# [Task prompt]
Write out the full set of records below exactly.

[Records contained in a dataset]
--

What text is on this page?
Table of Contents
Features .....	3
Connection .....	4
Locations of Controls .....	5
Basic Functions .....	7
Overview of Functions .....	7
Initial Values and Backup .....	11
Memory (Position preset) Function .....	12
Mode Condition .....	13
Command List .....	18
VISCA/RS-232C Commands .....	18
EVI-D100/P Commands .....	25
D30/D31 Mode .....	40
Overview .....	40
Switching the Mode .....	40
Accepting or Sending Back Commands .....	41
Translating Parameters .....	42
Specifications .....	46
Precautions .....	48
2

--

# [Reply]
What text is on this page?
Table of Contents
Features .....	3
Connection .....	4
Locations of Controls .....	5
Basic Functions .....	7
Overview of Functions .....	7
Initial Values and Backup .....	11
Memory (Position preset) Function .....	12
Mode Condition .....	13
Command List .....	18
VISCA/RS-232C Commands .....	18
EVI-D100/P Commands .....	25
D30/D31 Mode .....	40
Overview .....	40
Switching the Mode .....	40
Accepting or Sending Back Commands .....	41
Translating Parameters .....	42
Specifications .....	46
Precautions .....	48
2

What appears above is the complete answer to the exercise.